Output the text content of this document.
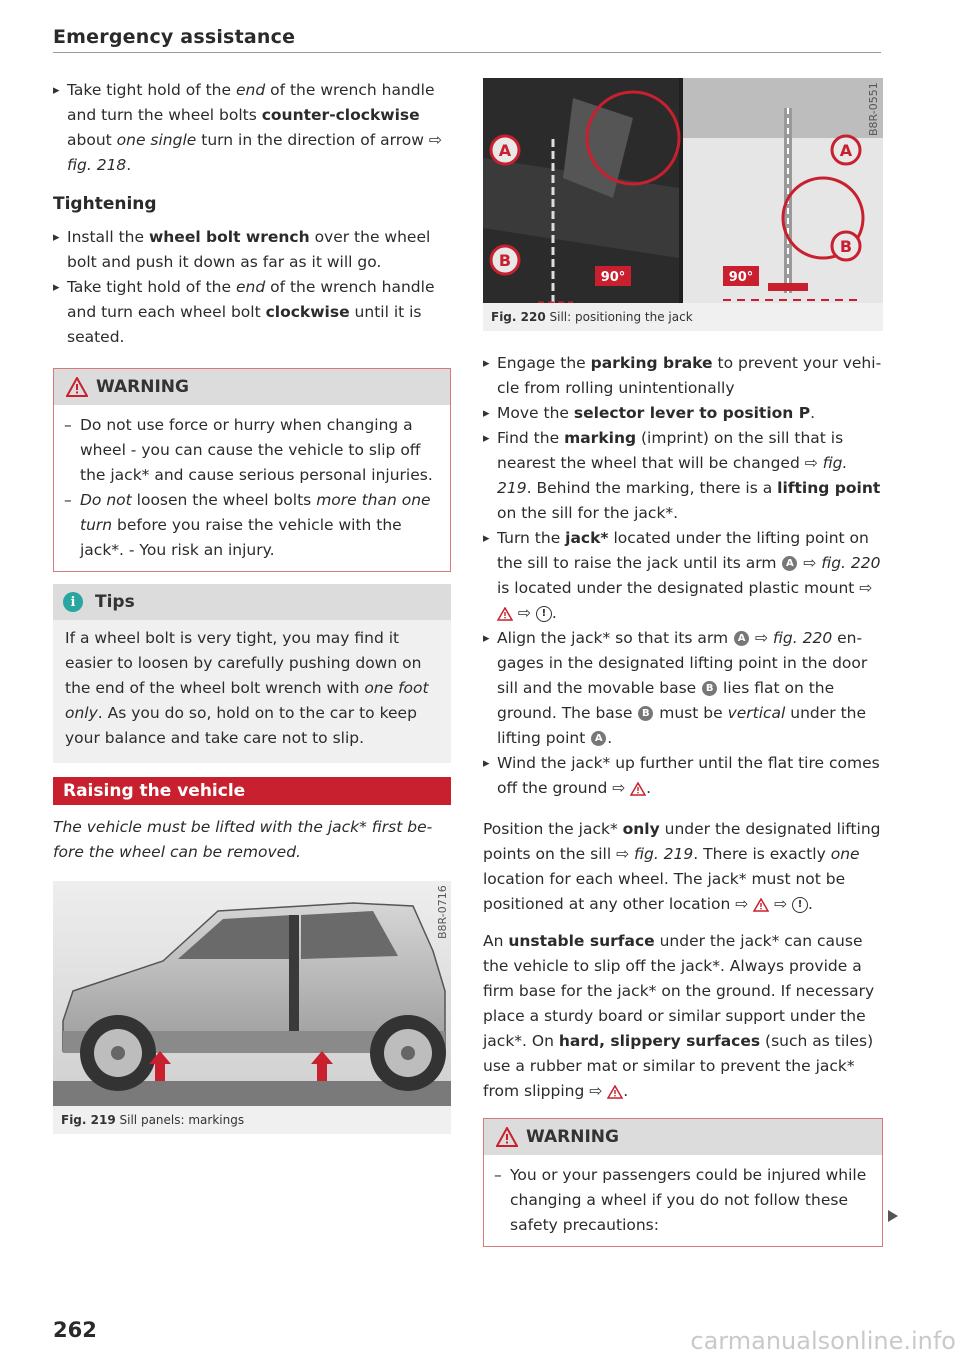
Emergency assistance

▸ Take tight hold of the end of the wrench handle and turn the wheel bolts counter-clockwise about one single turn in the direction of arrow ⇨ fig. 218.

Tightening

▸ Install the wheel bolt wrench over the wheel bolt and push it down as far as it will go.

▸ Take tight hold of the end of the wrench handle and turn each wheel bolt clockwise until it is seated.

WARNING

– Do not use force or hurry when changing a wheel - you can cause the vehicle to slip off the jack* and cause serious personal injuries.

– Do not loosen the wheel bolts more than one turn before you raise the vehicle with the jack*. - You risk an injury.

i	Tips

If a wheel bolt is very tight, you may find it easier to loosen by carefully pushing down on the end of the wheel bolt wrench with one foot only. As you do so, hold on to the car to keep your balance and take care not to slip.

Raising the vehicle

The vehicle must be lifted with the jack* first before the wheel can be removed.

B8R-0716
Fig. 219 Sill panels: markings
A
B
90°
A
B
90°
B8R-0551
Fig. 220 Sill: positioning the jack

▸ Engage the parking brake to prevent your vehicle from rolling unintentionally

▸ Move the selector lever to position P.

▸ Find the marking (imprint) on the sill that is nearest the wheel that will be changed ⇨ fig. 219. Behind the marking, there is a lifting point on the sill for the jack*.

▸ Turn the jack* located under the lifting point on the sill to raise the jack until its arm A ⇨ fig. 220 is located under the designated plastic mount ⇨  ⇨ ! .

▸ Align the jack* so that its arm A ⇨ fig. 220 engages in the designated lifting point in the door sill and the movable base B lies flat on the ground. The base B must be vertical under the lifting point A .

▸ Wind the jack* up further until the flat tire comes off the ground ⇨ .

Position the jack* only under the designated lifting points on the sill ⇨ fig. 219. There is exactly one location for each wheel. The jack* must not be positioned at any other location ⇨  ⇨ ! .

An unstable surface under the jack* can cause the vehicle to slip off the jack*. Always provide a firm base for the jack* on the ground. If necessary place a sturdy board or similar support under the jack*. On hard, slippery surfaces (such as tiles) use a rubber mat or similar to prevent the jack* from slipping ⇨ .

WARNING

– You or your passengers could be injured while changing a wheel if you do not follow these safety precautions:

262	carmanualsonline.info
....
** What is required **
Copy every line of the data exactly as written, excluding the pictures.

** Correct result **
Output the text content of this document.
Emergency assistance

▸ Take tight hold of the end of the wrench handle and turn the wheel bolts counter-clockwise about one single turn in the direction of arrow ⇨ fig. 218.

Tightening

▸ Install the wheel bolt wrench over the wheel bolt and push it down as far as it will go.

▸ Take tight hold of the end of the wrench handle and turn each wheel bolt clockwise until it is seated.

WARNING

– Do not use force or hurry when changing a wheel - you can cause the vehicle to slip off the jack* and cause serious personal injuries.

– Do not loosen the wheel bolts more than one turn before you raise the vehicle with the jack*. - You risk an injury.

i	Tips

If a wheel bolt is very tight, you may find it easier to loosen by carefully pushing down on the end of the wheel bolt wrench with one foot only. As you do so, hold on to the car to keep your balance and take care not to slip.

Raising the vehicle

The vehicle must be lifted with the jack* first before the wheel can be removed.

B8R-0716
Fig. 219 Sill panels: markings
A
B
90°
A
B
90°
B8R-0551
Fig. 220 Sill: positioning the jack

▸ Engage the parking brake to prevent your vehicle from rolling unintentionally

▸ Move the selector lever to position P.

▸ Find the marking (imprint) on the sill that is nearest the wheel that will be changed ⇨ fig. 219. Behind the marking, there is a lifting point on the sill for the jack*.

▸ Turn the jack* located under the lifting point on the sill to raise the jack until its arm A ⇨ fig. 220 is located under the designated plastic mount ⇨  ⇨ ! .

▸ Align the jack* so that its arm A ⇨ fig. 220 engages in the designated lifting point in the door sill and the movable base B lies flat on the ground. The base B must be vertical under the lifting point A .

▸ Wind the jack* up further until the flat tire comes off the ground ⇨ .

Position the jack* only under the designated lifting points on the sill ⇨ fig. 219. There is exactly one location for each wheel. The jack* must not be positioned at any other location ⇨  ⇨ ! .

An unstable surface under the jack* can cause the vehicle to slip off the jack*. Always provide a firm base for the jack* on the ground. If necessary place a sturdy board or similar support under the jack*. On hard, slippery surfaces (such as tiles) use a rubber mat or similar to prevent the jack* from slipping ⇨ .

WARNING

– You or your passengers could be injured while changing a wheel if you do not follow these safety precautions:

262	carmanualsonline.info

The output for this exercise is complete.